EXERCISE DATA

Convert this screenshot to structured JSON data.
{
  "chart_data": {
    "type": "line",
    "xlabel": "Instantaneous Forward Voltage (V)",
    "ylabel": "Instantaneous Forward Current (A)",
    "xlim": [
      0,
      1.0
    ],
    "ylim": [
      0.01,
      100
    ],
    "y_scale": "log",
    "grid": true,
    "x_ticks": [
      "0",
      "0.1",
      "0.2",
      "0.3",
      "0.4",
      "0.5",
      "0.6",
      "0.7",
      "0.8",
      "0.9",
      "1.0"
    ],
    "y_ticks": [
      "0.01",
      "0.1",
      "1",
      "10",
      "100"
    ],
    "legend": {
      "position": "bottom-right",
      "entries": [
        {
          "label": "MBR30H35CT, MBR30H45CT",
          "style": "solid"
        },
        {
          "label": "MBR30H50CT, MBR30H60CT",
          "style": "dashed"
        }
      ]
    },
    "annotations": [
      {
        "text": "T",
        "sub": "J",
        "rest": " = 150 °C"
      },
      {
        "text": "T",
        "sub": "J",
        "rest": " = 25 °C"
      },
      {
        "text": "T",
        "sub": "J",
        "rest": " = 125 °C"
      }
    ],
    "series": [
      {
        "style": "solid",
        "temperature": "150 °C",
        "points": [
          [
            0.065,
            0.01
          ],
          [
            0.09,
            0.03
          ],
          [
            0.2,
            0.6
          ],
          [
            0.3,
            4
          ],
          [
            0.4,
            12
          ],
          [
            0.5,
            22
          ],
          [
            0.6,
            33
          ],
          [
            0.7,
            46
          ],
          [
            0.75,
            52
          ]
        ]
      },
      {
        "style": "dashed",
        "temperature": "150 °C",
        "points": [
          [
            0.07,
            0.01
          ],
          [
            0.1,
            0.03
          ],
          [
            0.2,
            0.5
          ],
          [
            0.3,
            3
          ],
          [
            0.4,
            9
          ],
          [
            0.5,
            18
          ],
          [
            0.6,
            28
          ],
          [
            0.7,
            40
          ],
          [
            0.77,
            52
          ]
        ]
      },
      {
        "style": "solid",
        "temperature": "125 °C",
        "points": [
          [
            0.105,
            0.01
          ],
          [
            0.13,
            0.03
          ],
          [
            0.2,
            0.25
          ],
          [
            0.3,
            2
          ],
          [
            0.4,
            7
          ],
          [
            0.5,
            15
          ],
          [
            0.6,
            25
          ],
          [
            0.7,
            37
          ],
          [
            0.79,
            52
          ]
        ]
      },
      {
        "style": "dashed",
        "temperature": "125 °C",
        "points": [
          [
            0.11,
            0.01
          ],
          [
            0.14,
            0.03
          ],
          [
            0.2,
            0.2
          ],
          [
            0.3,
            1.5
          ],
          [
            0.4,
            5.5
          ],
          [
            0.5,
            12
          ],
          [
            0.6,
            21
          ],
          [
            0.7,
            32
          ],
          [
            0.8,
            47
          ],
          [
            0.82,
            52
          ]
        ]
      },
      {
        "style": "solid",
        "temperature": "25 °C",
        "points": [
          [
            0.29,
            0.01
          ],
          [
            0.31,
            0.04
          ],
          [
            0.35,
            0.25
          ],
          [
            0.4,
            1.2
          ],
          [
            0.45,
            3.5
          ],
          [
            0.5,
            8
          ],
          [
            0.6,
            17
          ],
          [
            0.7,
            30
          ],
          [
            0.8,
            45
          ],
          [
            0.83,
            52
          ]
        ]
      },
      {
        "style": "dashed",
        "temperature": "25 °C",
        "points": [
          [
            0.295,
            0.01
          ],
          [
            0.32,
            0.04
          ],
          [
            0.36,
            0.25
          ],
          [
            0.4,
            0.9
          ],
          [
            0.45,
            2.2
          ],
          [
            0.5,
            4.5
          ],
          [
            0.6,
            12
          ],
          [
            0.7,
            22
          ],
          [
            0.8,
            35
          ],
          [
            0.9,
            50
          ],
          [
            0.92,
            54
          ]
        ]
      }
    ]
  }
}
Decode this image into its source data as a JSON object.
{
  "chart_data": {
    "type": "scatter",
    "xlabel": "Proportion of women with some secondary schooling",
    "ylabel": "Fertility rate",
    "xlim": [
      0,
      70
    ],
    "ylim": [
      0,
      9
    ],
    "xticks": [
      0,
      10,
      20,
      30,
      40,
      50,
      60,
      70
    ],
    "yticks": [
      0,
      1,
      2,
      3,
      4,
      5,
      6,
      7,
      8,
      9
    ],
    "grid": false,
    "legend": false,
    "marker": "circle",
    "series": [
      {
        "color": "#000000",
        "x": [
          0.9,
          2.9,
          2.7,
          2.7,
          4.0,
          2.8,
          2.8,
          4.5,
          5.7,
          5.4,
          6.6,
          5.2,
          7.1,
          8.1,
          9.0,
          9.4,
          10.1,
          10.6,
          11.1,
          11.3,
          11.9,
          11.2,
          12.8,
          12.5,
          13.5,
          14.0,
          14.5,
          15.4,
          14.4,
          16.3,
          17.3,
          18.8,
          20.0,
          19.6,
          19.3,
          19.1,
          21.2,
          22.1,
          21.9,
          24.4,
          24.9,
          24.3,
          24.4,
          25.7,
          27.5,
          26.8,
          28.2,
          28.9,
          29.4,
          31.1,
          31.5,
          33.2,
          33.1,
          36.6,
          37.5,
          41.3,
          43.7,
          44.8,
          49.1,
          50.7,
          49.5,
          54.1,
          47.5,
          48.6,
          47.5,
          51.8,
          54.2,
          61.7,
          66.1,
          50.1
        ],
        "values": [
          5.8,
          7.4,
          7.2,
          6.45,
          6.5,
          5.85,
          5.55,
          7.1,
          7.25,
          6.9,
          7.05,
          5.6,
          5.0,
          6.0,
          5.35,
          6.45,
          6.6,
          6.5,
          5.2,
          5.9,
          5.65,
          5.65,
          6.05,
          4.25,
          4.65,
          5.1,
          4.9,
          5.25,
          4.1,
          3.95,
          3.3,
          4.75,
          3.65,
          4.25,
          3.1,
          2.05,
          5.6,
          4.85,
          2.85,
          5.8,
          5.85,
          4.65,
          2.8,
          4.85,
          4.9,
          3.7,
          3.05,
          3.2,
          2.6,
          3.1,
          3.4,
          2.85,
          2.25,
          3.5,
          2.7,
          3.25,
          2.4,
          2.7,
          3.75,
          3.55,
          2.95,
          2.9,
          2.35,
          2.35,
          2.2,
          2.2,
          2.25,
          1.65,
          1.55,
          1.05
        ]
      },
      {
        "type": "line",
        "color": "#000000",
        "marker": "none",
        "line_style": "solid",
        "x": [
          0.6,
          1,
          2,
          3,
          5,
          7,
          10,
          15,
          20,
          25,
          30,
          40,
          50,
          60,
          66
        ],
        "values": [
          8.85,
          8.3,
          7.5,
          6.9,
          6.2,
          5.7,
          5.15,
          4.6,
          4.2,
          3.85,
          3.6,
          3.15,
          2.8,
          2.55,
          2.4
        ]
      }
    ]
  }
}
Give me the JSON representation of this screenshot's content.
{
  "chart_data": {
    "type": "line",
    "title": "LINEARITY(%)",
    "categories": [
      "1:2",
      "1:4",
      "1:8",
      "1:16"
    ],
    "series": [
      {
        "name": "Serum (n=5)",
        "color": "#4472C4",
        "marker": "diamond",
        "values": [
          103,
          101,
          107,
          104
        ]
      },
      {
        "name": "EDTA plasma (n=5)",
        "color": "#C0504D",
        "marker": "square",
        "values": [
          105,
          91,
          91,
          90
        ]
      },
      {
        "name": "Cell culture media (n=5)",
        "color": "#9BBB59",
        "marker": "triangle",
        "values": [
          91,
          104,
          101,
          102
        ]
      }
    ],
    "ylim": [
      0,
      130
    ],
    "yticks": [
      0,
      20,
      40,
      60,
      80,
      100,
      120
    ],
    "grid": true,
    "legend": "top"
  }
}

DIRECTIONS
Pull every line containing the word "JSON" out of the material.

ANSWER FOR THE TASK
Convert this screenshot to structured JSON data.
Decode this image into its source data as a JSON object.
Give me the JSON representation of this screenshot's content.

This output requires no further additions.